Work to do: Rewrite the rows from the first line through the line containing "bar — [576, 319, 614, 413]", both ends included, as a JSON list of strings with one string per line and blank lines omitted.

Extracted material:
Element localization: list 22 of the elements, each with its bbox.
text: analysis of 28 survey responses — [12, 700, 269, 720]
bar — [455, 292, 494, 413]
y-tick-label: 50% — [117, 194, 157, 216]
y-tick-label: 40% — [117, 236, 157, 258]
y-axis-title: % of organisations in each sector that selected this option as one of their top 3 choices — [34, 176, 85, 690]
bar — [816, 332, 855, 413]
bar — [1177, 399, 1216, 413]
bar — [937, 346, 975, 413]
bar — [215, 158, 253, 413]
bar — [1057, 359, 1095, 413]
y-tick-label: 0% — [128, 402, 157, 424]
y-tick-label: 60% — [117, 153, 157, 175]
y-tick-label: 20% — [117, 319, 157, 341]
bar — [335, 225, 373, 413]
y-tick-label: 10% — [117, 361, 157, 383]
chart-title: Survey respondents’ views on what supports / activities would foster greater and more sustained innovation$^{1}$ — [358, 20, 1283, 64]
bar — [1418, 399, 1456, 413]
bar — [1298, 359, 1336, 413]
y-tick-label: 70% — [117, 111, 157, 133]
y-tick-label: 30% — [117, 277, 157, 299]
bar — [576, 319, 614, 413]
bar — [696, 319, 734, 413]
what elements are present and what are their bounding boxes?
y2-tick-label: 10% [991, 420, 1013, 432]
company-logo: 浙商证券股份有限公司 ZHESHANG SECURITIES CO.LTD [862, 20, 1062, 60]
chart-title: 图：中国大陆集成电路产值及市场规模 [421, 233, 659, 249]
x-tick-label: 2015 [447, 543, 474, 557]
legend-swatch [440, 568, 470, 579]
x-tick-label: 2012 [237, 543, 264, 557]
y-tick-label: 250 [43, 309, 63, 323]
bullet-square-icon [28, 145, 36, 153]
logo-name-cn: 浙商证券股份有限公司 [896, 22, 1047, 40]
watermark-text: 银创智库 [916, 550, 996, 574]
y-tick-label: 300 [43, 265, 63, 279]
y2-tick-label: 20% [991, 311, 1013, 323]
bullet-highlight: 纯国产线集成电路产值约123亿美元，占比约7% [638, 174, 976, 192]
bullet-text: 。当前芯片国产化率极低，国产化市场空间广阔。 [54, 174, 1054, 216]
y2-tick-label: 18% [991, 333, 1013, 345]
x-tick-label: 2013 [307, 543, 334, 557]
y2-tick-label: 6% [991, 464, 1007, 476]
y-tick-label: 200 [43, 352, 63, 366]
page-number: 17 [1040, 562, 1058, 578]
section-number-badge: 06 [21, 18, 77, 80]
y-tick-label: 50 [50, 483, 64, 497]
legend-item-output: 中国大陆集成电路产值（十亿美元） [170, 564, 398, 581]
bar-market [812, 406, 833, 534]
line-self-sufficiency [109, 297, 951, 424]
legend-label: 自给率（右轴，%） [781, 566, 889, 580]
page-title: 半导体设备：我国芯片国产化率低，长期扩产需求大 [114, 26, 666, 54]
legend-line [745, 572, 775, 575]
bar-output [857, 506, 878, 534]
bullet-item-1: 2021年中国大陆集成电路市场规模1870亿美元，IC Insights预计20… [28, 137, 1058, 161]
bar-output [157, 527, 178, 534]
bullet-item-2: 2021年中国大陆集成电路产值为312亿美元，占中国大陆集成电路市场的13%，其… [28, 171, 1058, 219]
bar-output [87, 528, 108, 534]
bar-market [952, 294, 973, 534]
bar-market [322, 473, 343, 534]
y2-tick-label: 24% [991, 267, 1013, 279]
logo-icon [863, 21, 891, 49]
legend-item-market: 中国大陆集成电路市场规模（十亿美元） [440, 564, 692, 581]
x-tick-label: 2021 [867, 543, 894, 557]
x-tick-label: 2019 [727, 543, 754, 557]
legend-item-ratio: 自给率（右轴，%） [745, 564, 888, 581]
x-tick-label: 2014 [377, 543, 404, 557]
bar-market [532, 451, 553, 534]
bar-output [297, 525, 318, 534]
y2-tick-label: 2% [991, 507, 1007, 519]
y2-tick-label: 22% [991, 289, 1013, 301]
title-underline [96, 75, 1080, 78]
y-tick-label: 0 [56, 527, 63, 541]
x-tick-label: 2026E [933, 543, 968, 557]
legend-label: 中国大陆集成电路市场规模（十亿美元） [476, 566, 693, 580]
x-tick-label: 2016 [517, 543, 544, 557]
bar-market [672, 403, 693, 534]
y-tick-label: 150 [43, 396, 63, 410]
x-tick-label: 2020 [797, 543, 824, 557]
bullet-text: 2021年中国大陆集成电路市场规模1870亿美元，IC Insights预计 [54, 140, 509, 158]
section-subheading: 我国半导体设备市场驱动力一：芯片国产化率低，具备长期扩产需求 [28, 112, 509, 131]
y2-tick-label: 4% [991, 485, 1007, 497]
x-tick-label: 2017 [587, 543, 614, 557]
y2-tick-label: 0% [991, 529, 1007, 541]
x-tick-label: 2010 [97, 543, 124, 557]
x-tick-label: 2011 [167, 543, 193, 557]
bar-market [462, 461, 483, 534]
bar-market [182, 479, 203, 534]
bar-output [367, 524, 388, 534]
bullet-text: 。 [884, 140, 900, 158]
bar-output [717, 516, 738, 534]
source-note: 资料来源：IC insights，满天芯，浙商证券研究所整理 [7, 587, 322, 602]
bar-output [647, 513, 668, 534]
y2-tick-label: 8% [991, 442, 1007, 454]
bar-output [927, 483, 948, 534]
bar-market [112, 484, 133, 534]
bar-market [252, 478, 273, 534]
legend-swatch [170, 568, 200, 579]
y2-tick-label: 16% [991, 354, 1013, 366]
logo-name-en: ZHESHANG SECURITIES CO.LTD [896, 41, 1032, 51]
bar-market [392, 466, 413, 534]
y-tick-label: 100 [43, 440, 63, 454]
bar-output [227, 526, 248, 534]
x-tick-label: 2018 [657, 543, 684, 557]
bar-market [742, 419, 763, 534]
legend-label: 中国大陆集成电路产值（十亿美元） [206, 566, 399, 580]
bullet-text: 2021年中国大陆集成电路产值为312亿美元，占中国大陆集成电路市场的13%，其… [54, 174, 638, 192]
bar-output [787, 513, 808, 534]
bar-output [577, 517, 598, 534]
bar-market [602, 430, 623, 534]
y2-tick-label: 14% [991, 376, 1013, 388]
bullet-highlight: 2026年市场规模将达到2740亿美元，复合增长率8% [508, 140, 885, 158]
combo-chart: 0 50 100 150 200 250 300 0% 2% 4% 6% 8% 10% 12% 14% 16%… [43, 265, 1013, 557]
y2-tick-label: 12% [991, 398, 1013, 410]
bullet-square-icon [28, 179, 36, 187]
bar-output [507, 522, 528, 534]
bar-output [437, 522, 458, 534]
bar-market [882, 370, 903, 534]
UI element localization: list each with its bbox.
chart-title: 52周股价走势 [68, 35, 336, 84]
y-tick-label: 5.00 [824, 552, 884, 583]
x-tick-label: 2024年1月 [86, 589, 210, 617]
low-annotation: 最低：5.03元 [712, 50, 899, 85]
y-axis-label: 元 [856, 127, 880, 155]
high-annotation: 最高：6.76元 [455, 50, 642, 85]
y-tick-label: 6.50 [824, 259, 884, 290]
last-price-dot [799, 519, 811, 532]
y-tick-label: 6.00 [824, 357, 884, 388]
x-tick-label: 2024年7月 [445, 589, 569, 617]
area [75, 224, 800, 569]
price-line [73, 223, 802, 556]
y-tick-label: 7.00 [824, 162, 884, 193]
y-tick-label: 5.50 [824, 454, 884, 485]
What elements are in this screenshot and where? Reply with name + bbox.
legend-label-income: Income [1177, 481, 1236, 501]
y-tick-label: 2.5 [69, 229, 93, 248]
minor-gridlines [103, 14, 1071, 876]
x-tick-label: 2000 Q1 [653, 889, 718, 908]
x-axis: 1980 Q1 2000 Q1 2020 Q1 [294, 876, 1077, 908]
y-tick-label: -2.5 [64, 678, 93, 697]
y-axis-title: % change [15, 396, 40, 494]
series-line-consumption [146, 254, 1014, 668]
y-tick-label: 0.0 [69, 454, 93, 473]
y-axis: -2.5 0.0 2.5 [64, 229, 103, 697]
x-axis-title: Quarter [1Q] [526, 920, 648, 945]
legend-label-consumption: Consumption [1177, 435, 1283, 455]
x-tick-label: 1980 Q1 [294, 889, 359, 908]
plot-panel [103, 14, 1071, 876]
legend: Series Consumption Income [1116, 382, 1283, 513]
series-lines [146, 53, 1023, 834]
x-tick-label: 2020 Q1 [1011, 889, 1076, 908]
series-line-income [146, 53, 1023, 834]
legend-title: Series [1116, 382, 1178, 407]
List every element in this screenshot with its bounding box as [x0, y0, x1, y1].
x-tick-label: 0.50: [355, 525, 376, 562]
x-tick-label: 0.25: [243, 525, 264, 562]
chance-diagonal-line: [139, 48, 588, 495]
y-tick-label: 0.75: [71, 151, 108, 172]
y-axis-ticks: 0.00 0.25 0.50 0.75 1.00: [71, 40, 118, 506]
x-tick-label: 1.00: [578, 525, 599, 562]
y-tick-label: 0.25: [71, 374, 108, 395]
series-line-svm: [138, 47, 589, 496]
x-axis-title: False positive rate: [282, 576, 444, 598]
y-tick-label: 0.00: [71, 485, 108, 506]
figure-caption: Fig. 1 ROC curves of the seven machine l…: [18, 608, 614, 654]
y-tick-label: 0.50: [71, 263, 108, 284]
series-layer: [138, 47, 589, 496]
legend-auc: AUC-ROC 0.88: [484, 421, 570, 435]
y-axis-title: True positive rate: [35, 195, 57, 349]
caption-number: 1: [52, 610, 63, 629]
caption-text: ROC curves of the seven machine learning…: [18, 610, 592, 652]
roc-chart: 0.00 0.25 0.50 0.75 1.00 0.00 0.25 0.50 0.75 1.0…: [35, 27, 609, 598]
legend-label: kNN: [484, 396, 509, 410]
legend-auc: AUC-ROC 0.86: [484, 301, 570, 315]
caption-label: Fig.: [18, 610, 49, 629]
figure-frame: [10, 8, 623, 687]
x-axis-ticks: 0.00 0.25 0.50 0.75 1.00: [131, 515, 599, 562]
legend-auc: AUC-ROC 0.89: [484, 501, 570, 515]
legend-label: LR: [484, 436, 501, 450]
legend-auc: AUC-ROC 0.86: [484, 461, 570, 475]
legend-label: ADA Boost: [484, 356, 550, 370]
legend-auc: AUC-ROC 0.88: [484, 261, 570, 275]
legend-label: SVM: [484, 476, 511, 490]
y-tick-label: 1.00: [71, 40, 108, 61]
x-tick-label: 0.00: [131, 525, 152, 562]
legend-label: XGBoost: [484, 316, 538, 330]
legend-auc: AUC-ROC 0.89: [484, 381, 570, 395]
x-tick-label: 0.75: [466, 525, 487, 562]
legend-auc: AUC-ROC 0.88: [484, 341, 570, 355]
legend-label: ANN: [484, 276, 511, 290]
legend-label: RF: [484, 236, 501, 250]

Exercise response:
[
  "Element localization: list 22 of the elements, each with its bbox.",
  "text: analysis of 28 survey responses — [12, 700, 269, 720]",
  "bar — [455, 292, 494, 413]",
  "y-tick-label: 50% — [117, 194, 157, 216]",
  "y-tick-label: 40% — [117, 236, 157, 258]",
  "y-axis-title: % of organisations in each sector that selected this option as one of their top 3 choices — [34, 176, 85, 690]",
  "bar — [816, 332, 855, 413]",
  "bar — [1177, 399, 1216, 413]",
  "bar — [937, 346, 975, 413]",
  "bar — [215, 158, 253, 413]",
  "bar — [1057, 359, 1095, 413]",
  "y-tick-label: 0% — [128, 402, 157, 424]",
  "y-tick-label: 60% — [117, 153, 157, 175]",
  "y-tick-label: 20% — [117, 319, 157, 341]",
  "bar — [335, 225, 373, 413]",
  "y-tick-label: 10% — [117, 361, 157, 383]",
  "chart-title: Survey respondents’ views on what supports / activities would foster greater and more sustained innovation$^{1}$ — [358, 20, 1283, 64]",
  "bar — [1418, 399, 1456, 413]",
  "bar — [1298, 359, 1336, 413]",
  "y-tick-label: 70% — [117, 111, 157, 133]",
  "y-tick-label: 30% — [117, 277, 157, 299]",
  "bar — [576, 319, 614, 413]"
]